Write out all the entries word for word and omit any pictures.

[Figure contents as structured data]
---------------

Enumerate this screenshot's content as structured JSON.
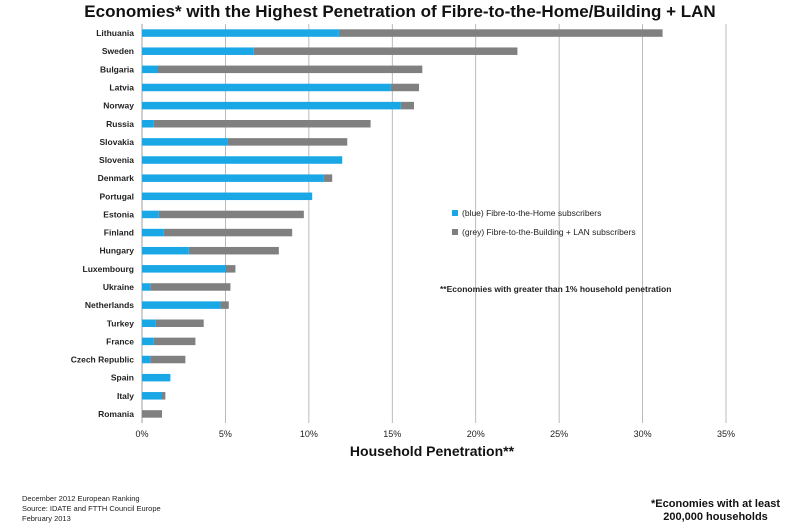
{
  "footer": {
    "lines": [
      "December 2012 European Ranking",
      "Source: IDATE and FTTH Council Europe",
      "February 2013"
    ],
    "note_lines": [
      "*Economies with at least",
      "200,000 households"
    ]
  },
  "colors": {
    "ftth": "#1aa7e6",
    "fttb_lan": "#808080",
    "grid": "#aaaaaa"
  },
  "chart_data": {
    "type": "bar",
    "orientation": "horizontal",
    "stacked": true,
    "title": "Economies* with the Highest Penetration of Fibre-to-the-Home/Building + LAN",
    "xlabel": "Household Penetration**",
    "ylabel": "",
    "xlim": [
      0,
      35
    ],
    "xticks": [
      0,
      5,
      10,
      15,
      20,
      25,
      30,
      35
    ],
    "xtick_labels": [
      "0%",
      "5%",
      "10%",
      "15%",
      "20%",
      "25%",
      "30%",
      "35%"
    ],
    "grid": true,
    "legend_position": "right-middle",
    "categories": [
      "Lithuania",
      "Sweden",
      "Bulgaria",
      "Latvia",
      "Norway",
      "Russia",
      "Slovakia",
      "Slovenia",
      "Denmark",
      "Portugal",
      "Estonia",
      "Finland",
      "Hungary",
      "Luxembourg",
      "Ukraine",
      "Netherlands",
      "Turkey",
      "France",
      "Czech Republic",
      "Spain",
      "Italy",
      "Romania"
    ],
    "series": [
      {
        "name": "(blue) Fibre-to-the-Home subscribers",
        "color": "#1aa7e6",
        "values": [
          11.8,
          6.7,
          0.9,
          14.9,
          15.5,
          0.7,
          5.1,
          12.0,
          10.9,
          10.2,
          1.0,
          1.3,
          2.8,
          5.0,
          0.5,
          4.7,
          0.8,
          0.7,
          0.5,
          1.7,
          1.2,
          0.0
        ]
      },
      {
        "name": "(grey) Fibre-to-the-Building + LAN subscribers",
        "color": "#808080",
        "values": [
          19.4,
          15.8,
          15.9,
          1.7,
          0.8,
          13.0,
          7.2,
          0.0,
          0.5,
          0.0,
          8.7,
          7.7,
          5.4,
          0.6,
          4.8,
          0.5,
          2.9,
          2.5,
          2.1,
          0.0,
          0.2,
          1.2
        ]
      }
    ],
    "annotations": [
      "**Economies with greater than 1% household penetration"
    ]
  }
}
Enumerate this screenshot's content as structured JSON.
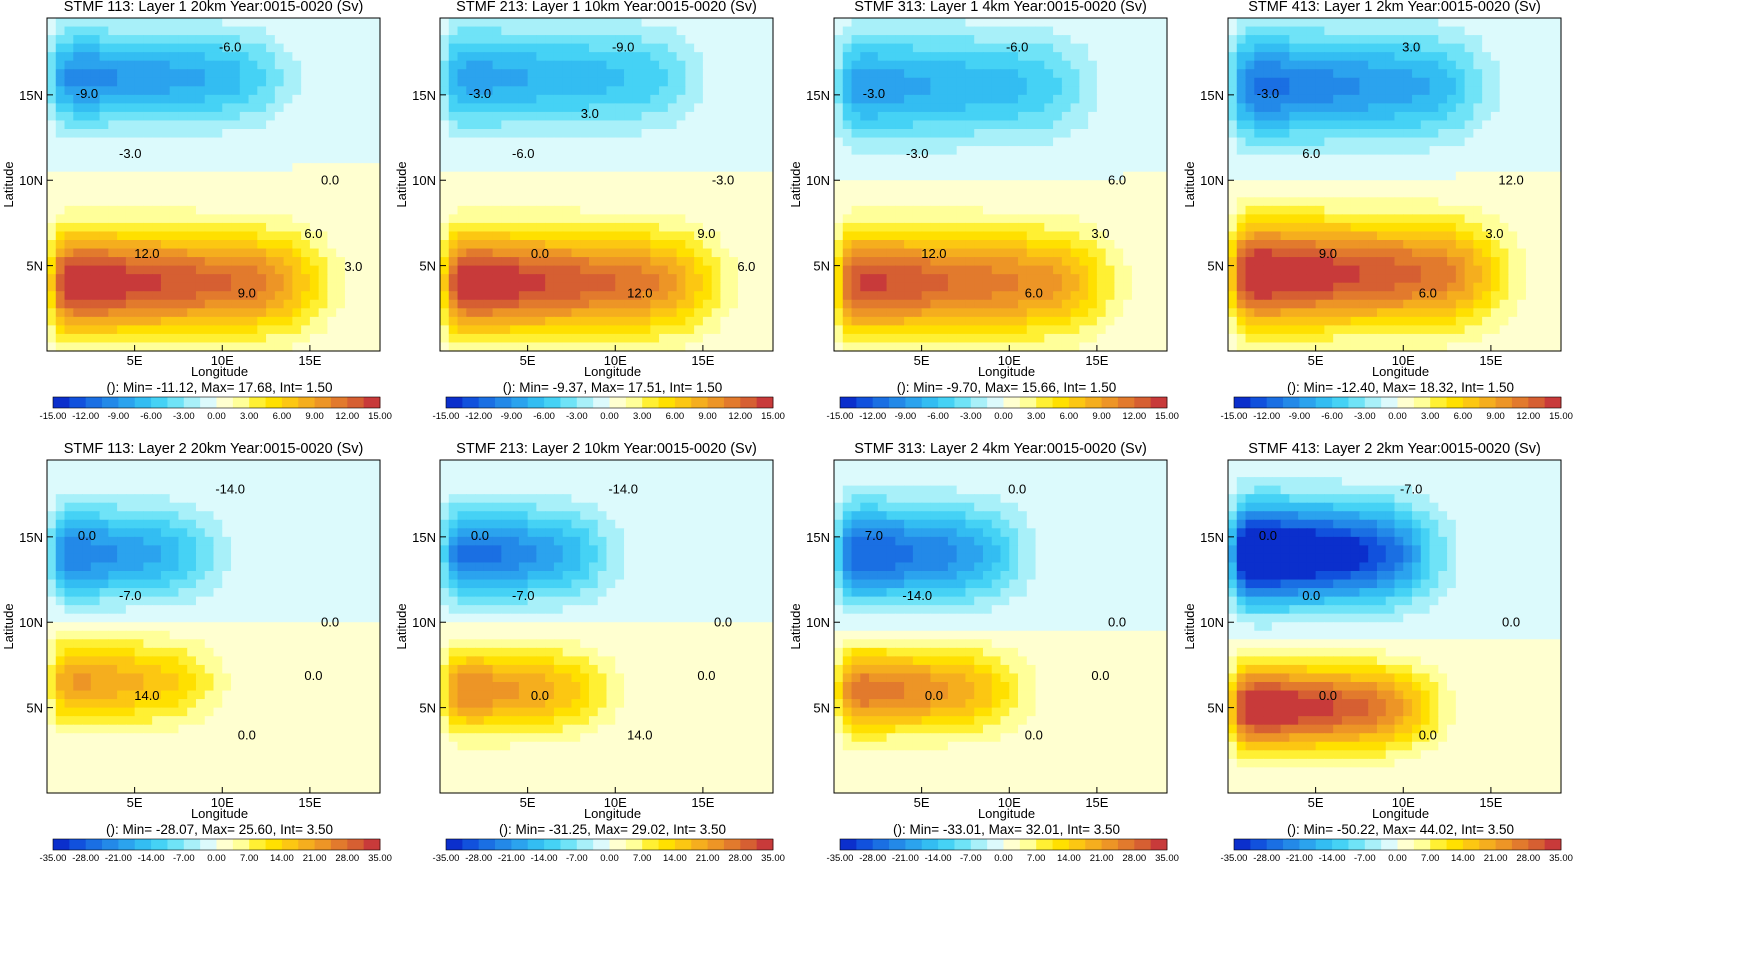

---------------

◆ **THE RESPONSE**:
Enumerate this screenshot's content as structured JSON.
{
  "footer": {
    "lines": [
      "December 2012 European Ranking",
      "Source: IDATE and FTTH Council Europe",
      "February 2013"
    ],
    "note_lines": [
      "*Economies with at least",
      "200,000 households"
    ]
  },
  "colors": {
    "ftth": "#1aa7e6",
    "fttb_lan": "#808080",
    "grid": "#aaaaaa"
  },
  "chart_data": {
    "type": "bar",
    "orientation": "horizontal",
    "stacked": true,
    "title": "Economies* with the Highest Penetration of Fibre-to-the-Home/Building + LAN",
    "xlabel": "Household Penetration**",
    "ylabel": "",
    "xlim": [
      0,
      35
    ],
    "xticks": [
      0,
      5,
      10,
      15,
      20,
      25,
      30,
      35
    ],
    "xtick_labels": [
      "0%",
      "5%",
      "10%",
      "15%",
      "20%",
      "25%",
      "30%",
      "35%"
    ],
    "grid": true,
    "legend_position": "right-middle",
    "categories": [
      "Lithuania",
      "Sweden",
      "Bulgaria",
      "Latvia",
      "Norway",
      "Russia",
      "Slovakia",
      "Slovenia",
      "Denmark",
      "Portugal",
      "Estonia",
      "Finland",
      "Hungary",
      "Luxembourg",
      "Ukraine",
      "Netherlands",
      "Turkey",
      "France",
      "Czech Republic",
      "Spain",
      "Italy",
      "Romania"
    ],
    "series": [
      {
        "name": "(blue) Fibre-to-the-Home subscribers",
        "color": "#1aa7e6",
        "values": [
          11.8,
          6.7,
          0.9,
          14.9,
          15.5,
          0.7,
          5.1,
          12.0,
          10.9,
          10.2,
          1.0,
          1.3,
          2.8,
          5.0,
          0.5,
          4.7,
          0.8,
          0.7,
          0.5,
          1.7,
          1.2,
          0.0
        ]
      },
      {
        "name": "(grey) Fibre-to-the-Building + LAN subscribers",
        "color": "#808080",
        "values": [
          19.4,
          15.8,
          15.9,
          1.7,
          0.8,
          13.0,
          7.2,
          0.0,
          0.5,
          0.0,
          8.7,
          7.7,
          5.4,
          0.6,
          4.8,
          0.5,
          2.9,
          2.5,
          2.1,
          0.0,
          0.2,
          1.2
        ]
      }
    ],
    "annotations": [
      "**Economies with greater than 1% household penetration"
    ]
  }
}
Enumerate this screenshot's content as structured JSON.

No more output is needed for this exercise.